▸ **PROBLEM REQUIREMENTS**: Read the lines below. Copy out any that hold the string "true".

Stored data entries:
==============================
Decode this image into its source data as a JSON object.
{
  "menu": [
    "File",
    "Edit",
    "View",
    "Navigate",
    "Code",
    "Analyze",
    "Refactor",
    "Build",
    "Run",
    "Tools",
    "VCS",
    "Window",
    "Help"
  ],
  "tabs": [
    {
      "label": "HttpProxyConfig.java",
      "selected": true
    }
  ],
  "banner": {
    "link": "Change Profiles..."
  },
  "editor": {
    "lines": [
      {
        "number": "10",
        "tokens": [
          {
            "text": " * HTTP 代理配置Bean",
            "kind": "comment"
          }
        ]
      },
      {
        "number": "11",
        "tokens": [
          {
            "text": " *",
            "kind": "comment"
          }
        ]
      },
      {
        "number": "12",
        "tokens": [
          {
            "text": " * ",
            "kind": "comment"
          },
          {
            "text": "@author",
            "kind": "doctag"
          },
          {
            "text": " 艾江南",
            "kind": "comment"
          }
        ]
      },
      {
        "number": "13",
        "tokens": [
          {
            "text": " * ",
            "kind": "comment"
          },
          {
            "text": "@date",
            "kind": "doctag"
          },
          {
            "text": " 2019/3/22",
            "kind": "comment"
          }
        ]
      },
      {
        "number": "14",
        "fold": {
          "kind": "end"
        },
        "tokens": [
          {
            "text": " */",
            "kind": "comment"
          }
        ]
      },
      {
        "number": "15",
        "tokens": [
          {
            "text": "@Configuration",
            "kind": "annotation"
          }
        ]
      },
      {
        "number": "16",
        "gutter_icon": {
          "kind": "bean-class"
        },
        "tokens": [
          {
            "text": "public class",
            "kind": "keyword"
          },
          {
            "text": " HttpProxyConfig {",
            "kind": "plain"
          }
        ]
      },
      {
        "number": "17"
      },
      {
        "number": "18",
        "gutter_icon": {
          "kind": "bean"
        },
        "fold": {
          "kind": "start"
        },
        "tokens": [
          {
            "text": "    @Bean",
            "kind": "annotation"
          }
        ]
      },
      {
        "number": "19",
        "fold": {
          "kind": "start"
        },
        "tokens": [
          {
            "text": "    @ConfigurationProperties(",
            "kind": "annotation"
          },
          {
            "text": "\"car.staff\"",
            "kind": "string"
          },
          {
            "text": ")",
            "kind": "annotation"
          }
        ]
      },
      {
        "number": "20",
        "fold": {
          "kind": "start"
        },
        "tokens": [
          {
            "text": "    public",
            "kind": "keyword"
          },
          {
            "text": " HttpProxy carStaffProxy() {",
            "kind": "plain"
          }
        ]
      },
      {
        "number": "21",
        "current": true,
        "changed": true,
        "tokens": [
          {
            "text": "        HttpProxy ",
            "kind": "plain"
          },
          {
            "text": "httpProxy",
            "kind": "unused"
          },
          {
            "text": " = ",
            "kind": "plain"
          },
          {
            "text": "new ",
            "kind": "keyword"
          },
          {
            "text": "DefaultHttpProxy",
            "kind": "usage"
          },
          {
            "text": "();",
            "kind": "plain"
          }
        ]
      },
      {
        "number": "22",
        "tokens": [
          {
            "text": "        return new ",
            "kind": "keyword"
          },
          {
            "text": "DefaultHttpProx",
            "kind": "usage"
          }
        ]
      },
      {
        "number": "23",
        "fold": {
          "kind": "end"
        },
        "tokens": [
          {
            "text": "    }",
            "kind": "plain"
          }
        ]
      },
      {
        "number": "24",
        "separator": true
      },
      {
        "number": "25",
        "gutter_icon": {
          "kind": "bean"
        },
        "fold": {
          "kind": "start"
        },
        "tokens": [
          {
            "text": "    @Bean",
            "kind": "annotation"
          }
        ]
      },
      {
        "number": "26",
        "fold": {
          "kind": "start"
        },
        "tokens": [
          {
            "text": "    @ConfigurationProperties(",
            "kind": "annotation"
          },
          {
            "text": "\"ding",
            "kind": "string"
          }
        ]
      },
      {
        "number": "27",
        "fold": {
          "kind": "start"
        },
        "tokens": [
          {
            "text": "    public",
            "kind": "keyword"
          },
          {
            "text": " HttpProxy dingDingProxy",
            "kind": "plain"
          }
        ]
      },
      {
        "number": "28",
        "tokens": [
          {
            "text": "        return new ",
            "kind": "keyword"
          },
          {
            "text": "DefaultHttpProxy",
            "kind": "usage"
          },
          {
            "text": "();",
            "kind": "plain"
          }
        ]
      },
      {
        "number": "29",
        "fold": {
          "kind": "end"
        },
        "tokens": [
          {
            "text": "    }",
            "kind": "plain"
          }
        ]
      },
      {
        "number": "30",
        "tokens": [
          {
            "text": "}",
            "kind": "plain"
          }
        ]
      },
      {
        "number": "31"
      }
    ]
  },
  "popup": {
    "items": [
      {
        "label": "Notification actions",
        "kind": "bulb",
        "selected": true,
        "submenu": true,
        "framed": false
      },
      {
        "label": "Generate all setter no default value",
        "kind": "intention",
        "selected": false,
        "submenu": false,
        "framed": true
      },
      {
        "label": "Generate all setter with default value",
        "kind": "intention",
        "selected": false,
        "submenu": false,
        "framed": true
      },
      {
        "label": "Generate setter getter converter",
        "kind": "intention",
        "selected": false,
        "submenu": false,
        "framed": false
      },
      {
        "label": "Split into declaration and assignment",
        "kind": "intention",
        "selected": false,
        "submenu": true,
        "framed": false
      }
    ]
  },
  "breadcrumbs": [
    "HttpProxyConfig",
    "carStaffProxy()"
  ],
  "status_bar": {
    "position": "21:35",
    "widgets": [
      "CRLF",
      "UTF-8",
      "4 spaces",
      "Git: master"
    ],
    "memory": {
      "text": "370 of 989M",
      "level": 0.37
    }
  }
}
==============================
▸ **EXERCISE RESULT**:
      "selected": true
        "current": true,
        "changed": true,
        "separator": true
        "selected": true,
        "submenu": true,
        "framed": true
        "framed": true
        "submenu": true,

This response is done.